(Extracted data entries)
------------------------

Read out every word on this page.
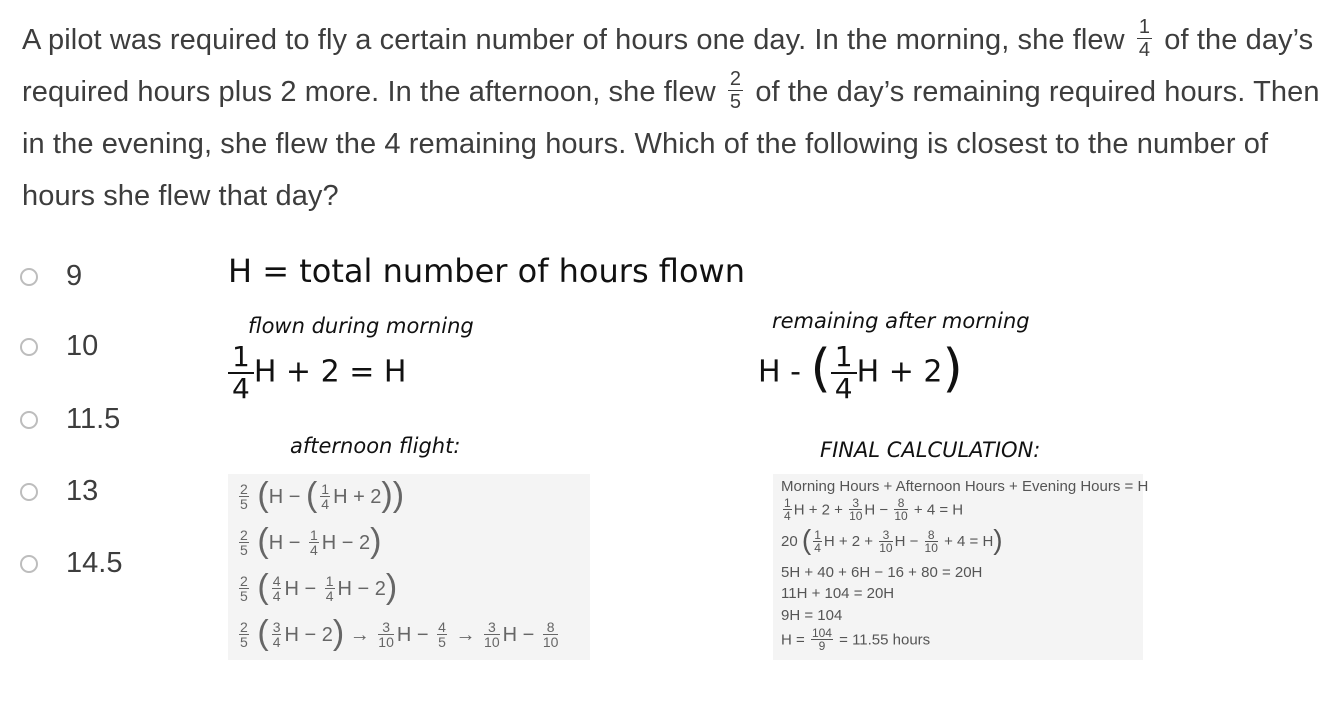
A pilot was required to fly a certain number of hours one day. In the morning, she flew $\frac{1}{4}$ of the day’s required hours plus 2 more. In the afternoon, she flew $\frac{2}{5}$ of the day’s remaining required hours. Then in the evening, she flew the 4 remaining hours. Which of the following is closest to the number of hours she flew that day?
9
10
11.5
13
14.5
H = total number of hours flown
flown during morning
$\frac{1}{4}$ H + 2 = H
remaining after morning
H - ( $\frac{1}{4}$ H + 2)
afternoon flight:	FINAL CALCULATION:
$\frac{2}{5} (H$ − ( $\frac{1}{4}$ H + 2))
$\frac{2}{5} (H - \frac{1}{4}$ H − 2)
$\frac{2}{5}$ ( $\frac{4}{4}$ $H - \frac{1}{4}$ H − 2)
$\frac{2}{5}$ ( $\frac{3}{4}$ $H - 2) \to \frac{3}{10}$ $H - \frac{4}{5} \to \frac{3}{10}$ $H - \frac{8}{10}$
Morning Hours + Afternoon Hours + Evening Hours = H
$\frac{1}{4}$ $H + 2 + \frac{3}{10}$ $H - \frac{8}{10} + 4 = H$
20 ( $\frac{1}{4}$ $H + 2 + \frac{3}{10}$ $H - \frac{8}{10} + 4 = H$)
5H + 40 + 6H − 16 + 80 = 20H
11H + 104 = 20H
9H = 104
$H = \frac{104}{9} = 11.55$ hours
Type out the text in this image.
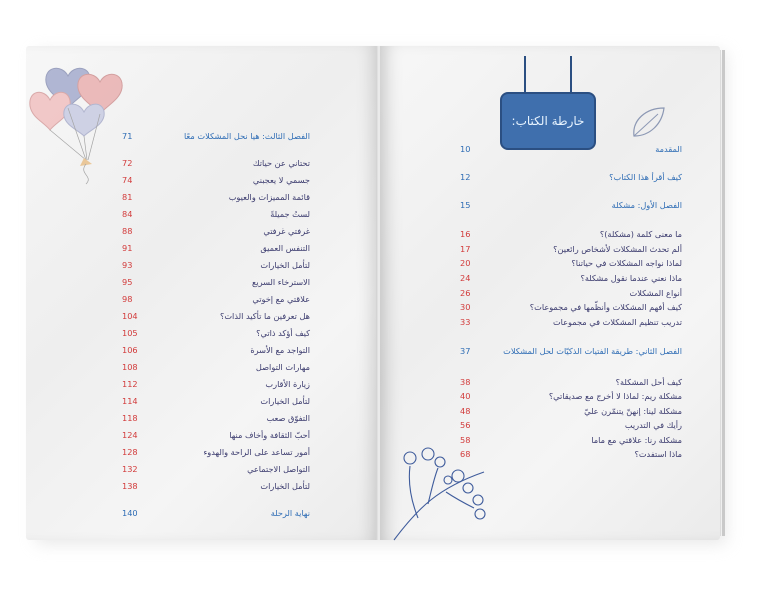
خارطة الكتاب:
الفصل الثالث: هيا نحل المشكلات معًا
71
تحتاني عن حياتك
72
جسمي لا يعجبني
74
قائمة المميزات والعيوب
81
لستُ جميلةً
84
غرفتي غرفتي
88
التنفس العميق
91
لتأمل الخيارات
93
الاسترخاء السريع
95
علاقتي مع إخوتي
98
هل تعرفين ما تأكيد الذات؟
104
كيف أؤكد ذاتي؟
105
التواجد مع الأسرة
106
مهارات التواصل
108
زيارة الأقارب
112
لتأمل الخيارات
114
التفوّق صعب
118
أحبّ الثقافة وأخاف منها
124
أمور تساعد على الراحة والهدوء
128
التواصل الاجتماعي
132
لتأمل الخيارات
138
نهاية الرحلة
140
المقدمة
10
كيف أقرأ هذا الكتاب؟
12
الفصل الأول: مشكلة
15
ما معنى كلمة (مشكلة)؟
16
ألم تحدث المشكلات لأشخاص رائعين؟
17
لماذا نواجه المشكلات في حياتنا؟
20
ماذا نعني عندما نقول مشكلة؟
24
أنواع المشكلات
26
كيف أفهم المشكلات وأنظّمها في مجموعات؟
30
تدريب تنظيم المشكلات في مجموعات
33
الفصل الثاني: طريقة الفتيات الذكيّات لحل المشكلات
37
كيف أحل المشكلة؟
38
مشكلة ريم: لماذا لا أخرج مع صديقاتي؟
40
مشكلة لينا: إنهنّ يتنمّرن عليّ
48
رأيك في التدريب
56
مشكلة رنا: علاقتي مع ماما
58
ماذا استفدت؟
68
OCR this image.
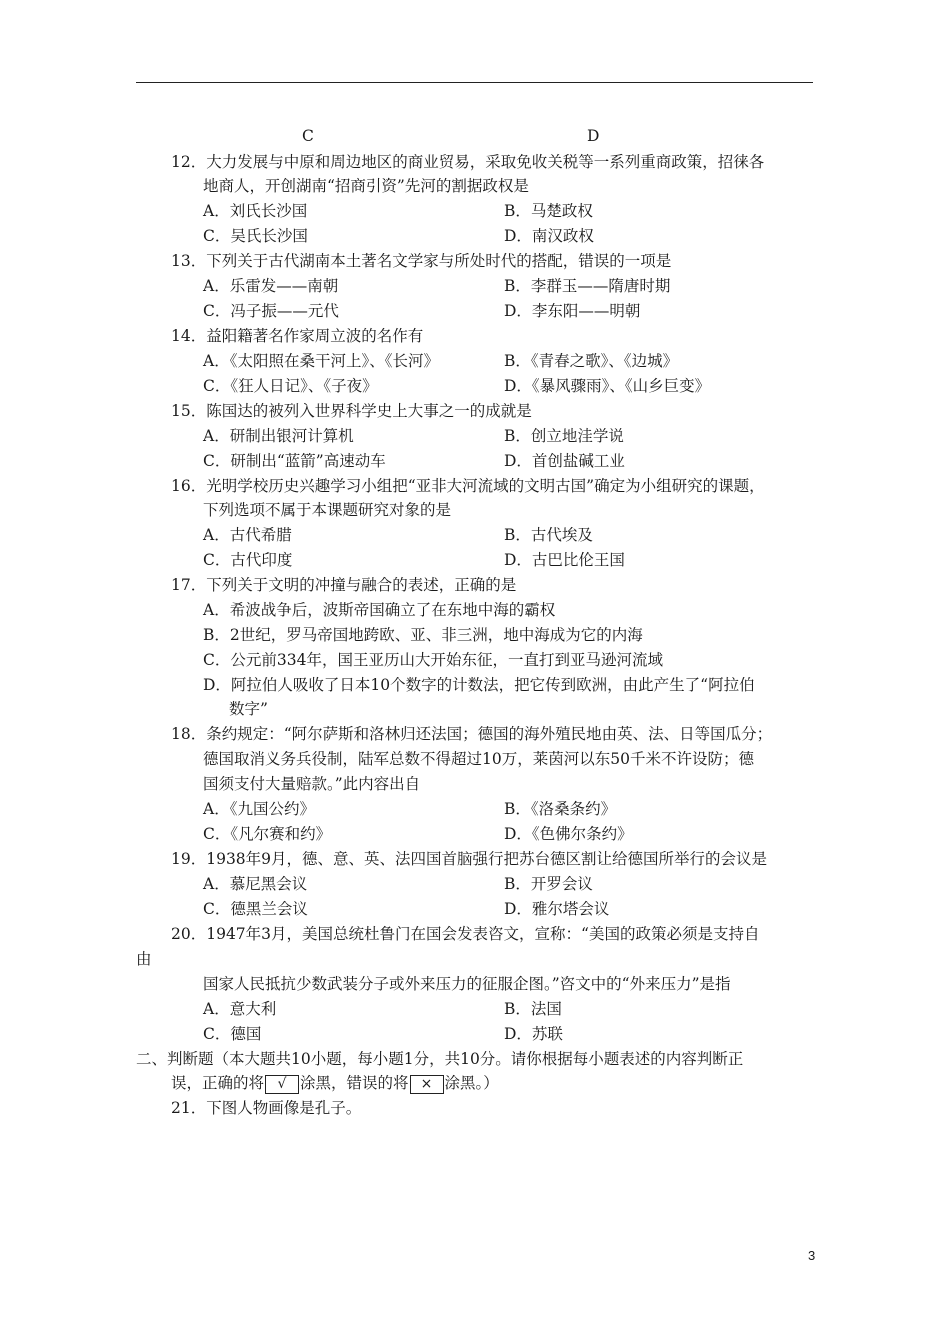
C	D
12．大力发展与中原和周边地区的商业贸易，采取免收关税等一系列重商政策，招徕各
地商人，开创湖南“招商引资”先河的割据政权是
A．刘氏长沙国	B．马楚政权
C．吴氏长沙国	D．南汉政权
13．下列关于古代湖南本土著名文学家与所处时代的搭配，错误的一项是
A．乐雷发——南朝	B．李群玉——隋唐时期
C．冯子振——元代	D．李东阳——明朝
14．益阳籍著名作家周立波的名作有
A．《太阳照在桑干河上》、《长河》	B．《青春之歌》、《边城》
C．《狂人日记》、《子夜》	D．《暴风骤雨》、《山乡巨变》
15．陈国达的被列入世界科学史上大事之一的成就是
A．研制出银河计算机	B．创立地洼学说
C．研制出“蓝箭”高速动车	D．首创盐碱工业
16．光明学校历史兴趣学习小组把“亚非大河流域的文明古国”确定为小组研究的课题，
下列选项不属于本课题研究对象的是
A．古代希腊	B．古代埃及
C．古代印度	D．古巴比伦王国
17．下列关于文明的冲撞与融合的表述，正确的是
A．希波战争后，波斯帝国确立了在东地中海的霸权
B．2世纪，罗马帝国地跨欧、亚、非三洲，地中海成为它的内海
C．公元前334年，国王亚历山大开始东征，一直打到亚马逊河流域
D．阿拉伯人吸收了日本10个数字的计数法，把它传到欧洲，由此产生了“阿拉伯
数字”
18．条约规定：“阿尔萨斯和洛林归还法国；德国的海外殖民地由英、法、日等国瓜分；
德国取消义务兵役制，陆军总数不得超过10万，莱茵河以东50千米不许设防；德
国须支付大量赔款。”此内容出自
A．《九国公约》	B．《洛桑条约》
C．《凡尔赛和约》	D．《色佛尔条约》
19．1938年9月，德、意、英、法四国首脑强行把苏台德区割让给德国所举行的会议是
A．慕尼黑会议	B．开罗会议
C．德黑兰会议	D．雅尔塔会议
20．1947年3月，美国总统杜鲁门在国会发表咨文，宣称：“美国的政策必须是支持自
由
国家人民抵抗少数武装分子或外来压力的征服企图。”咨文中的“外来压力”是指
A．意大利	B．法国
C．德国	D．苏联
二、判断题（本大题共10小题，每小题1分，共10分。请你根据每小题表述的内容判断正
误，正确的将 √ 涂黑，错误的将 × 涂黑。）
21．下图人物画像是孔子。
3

------------------------

To be done
State the count of lines with the word "مجموعات" in them, and write nothing else.

Result of the task
2